===== RECORDS TO PROCESS

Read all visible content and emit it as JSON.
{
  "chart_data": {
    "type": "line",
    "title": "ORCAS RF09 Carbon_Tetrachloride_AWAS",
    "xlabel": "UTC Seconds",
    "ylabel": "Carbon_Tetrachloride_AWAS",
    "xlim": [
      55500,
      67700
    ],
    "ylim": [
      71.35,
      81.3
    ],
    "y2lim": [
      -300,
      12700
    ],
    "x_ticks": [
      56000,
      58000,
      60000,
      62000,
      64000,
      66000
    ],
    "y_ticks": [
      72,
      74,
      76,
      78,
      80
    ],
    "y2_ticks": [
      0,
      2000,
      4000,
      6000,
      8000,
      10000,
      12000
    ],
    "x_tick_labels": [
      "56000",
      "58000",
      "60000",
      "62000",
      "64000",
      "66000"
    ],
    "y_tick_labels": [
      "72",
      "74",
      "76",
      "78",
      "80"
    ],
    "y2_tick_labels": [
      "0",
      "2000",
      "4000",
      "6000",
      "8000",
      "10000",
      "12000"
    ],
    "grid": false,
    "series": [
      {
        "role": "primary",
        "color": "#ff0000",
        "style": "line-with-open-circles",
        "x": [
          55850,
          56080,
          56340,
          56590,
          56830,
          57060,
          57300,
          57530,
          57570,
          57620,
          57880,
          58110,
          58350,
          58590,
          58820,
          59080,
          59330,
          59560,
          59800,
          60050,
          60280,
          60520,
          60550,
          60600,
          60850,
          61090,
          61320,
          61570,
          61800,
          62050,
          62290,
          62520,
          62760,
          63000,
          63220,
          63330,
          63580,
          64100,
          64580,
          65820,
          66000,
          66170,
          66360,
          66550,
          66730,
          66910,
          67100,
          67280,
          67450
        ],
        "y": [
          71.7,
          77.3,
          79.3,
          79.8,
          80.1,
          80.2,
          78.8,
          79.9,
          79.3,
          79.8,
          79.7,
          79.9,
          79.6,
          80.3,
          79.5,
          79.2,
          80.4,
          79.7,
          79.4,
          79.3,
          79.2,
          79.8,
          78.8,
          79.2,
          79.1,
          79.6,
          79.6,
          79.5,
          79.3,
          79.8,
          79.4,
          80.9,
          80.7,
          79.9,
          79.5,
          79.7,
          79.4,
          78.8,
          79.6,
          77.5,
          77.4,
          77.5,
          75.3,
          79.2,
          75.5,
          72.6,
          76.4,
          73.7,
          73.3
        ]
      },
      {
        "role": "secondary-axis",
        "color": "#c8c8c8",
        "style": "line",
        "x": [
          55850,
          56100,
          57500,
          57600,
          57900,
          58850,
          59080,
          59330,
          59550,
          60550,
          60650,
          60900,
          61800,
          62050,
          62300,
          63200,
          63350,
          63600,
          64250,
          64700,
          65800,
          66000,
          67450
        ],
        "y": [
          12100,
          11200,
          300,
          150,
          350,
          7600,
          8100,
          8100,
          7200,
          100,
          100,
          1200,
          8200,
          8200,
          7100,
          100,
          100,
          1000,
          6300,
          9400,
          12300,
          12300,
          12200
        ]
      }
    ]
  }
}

==========

*YOUR OBJECTIVE*
Restate the data above word for word, please.

*ANSWER TO THE TASK*
Read all visible content and emit it as JSON.
{
  "chart_data": {
    "type": "line",
    "title": "ORCAS RF09 Carbon_Tetrachloride_AWAS",
    "xlabel": "UTC Seconds",
    "ylabel": "Carbon_Tetrachloride_AWAS",
    "xlim": [
      55500,
      67700
    ],
    "ylim": [
      71.35,
      81.3
    ],
    "y2lim": [
      -300,
      12700
    ],
    "x_ticks": [
      56000,
      58000,
      60000,
      62000,
      64000,
      66000
    ],
    "y_ticks": [
      72,
      74,
      76,
      78,
      80
    ],
    "y2_ticks": [
      0,
      2000,
      4000,
      6000,
      8000,
      10000,
      12000
    ],
    "x_tick_labels": [
      "56000",
      "58000",
      "60000",
      "62000",
      "64000",
      "66000"
    ],
    "y_tick_labels": [
      "72",
      "74",
      "76",
      "78",
      "80"
    ],
    "y2_tick_labels": [
      "0",
      "2000",
      "4000",
      "6000",
      "8000",
      "10000",
      "12000"
    ],
    "grid": false,
    "series": [
      {
        "role": "primary",
        "color": "#ff0000",
        "style": "line-with-open-circles",
        "x": [
          55850,
          56080,
          56340,
          56590,
          56830,
          57060,
          57300,
          57530,
          57570,
          57620,
          57880,
          58110,
          58350,
          58590,
          58820,
          59080,
          59330,
          59560,
          59800,
          60050,
          60280,
          60520,
          60550,
          60600,
          60850,
          61090,
          61320,
          61570,
          61800,
          62050,
          62290,
          62520,
          62760,
          63000,
          63220,
          63330,
          63580,
          64100,
          64580,
          65820,
          66000,
          66170,
          66360,
          66550,
          66730,
          66910,
          67100,
          67280,
          67450
        ],
        "y": [
          71.7,
          77.3,
          79.3,
          79.8,
          80.1,
          80.2,
          78.8,
          79.9,
          79.3,
          79.8,
          79.7,
          79.9,
          79.6,
          80.3,
          79.5,
          79.2,
          80.4,
          79.7,
          79.4,
          79.3,
          79.2,
          79.8,
          78.8,
          79.2,
          79.1,
          79.6,
          79.6,
          79.5,
          79.3,
          79.8,
          79.4,
          80.9,
          80.7,
          79.9,
          79.5,
          79.7,
          79.4,
          78.8,
          79.6,
          77.5,
          77.4,
          77.5,
          75.3,
          79.2,
          75.5,
          72.6,
          76.4,
          73.7,
          73.3
        ]
      },
      {
        "role": "secondary-axis",
        "color": "#c8c8c8",
        "style": "line",
        "x": [
          55850,
          56100,
          57500,
          57600,
          57900,
          58850,
          59080,
          59330,
          59550,
          60550,
          60650,
          60900,
          61800,
          62050,
          62300,
          63200,
          63350,
          63600,
          64250,
          64700,
          65800,
          66000,
          67450
        ],
        "y": [
          12100,
          11200,
          300,
          150,
          350,
          7600,
          8100,
          8100,
          7200,
          100,
          100,
          1200,
          8200,
          8200,
          7100,
          100,
          100,
          1000,
          6300,
          9400,
          12300,
          12300,
          12200
        ]
      }
    ]
  }
}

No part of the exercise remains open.